**INSTRUCTIONS TO FOLLOW:**
Collect the lines of the entries where "icon" shows up.

**AVAILABLE RECORDS:**
• • • •
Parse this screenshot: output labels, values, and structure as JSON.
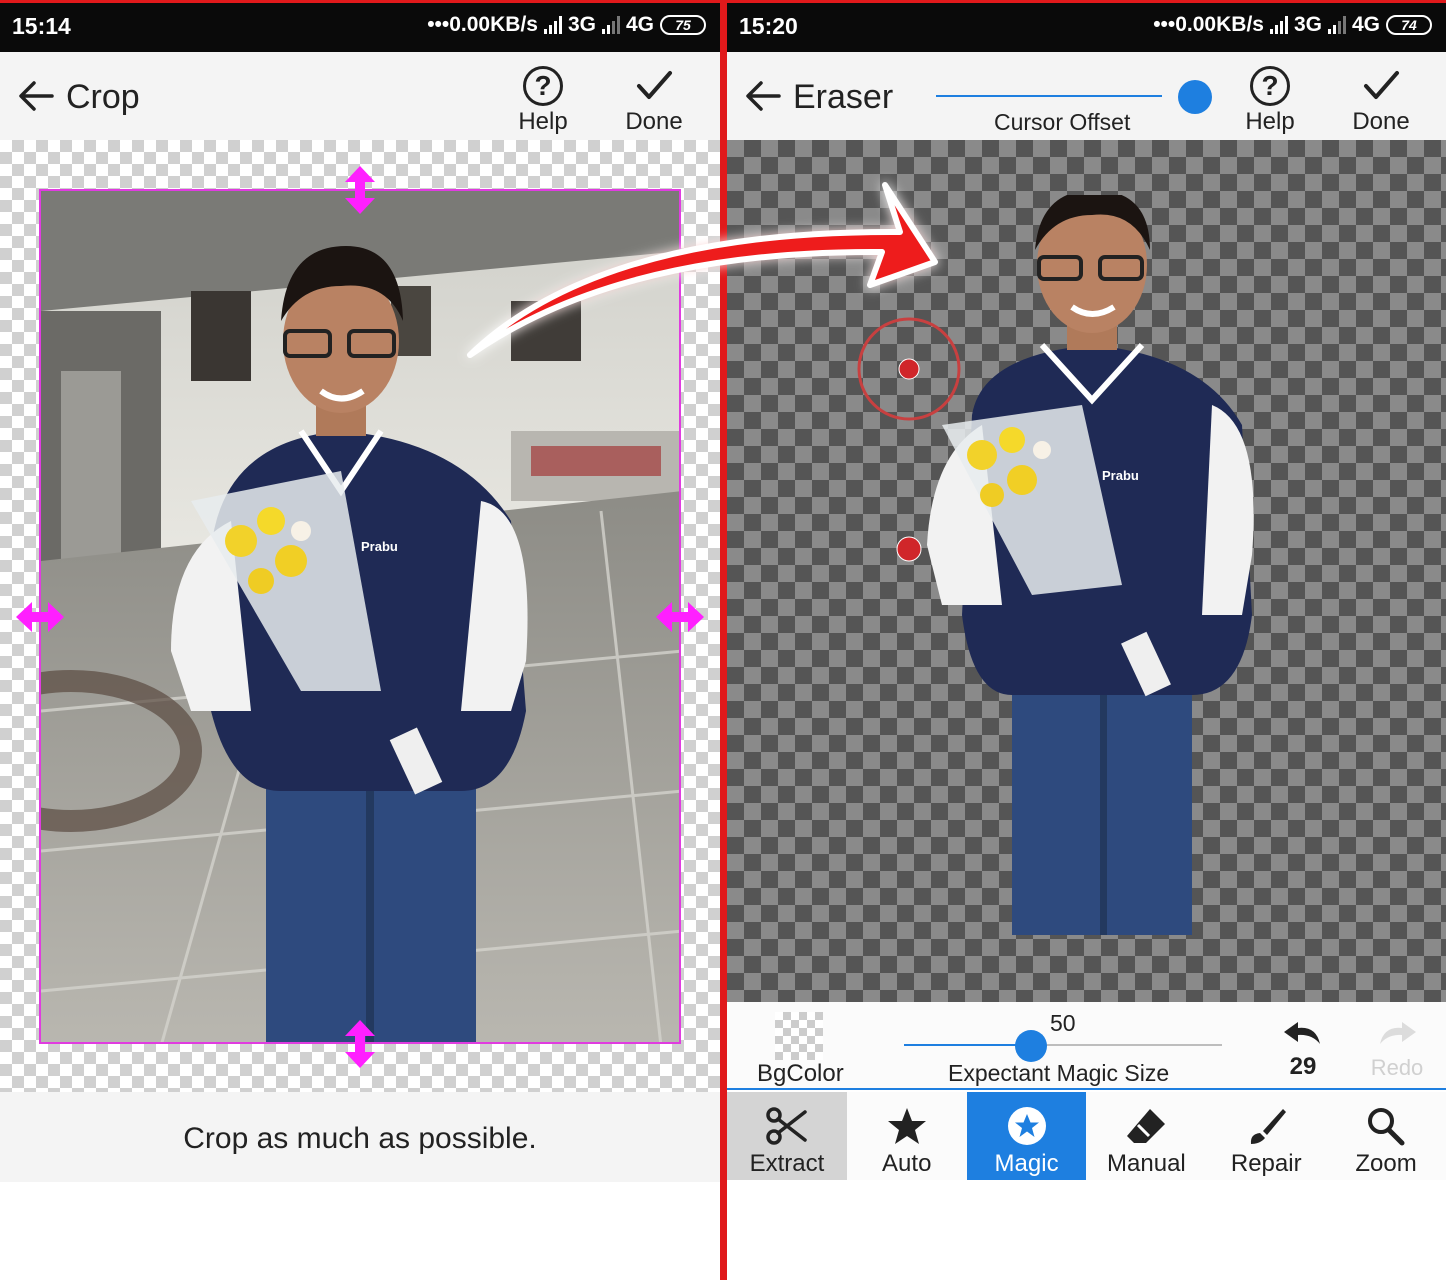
{
  "left": {
    "status": {
      "time": "15:14",
      "speed": "•••0.00KB/s",
      "net1": "3G",
      "net2": "4G",
      "battery": "75"
    },
    "toolbar": {
      "title": "Crop",
      "help_label": "Help",
      "done_label": "Done"
    },
    "hint": "Crop as much as possible."
  },
  "right": {
    "status": {
      "time": "15:20",
      "speed": "•••0.00KB/s",
      "net1": "3G",
      "net2": "4G",
      "battery": "74"
    },
    "toolbar": {
      "title": "Eraser",
      "offset_label": "Cursor Offset",
      "help_label": "Help",
      "done_label": "Done"
    },
    "controls": {
      "bgcolor_label": "BgColor",
      "magic_size_label": "Expectant Magic Size",
      "magic_size_value": "50",
      "magic_size_fraction": 0.4,
      "undo_count": "29",
      "redo_label": "Redo"
    },
    "tabs": [
      {
        "label": "Extract",
        "icon": "scissors-icon"
      },
      {
        "label": "Auto",
        "icon": "star-icon"
      },
      {
        "label": "Magic",
        "icon": "magic-star-icon"
      },
      {
        "label": "Manual",
        "icon": "eraser-icon"
      },
      {
        "label": "Repair",
        "icon": "brush-icon"
      },
      {
        "label": "Zoom",
        "icon": "search-icon"
      }
    ],
    "active_tab": "Magic"
  },
  "photo_badge": "Prabu",
  "colors": {
    "accent": "#1e7fe0",
    "crop_frame": "#e03ce0",
    "divider": "#e0191b"
  }
}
• • • •
**RESPONSE:**
        "icon": "scissors-icon"
        "icon": "star-icon"
        "icon": "magic-star-icon"
        "icon": "eraser-icon"
        "icon": "brush-icon"
        "icon": "search-icon"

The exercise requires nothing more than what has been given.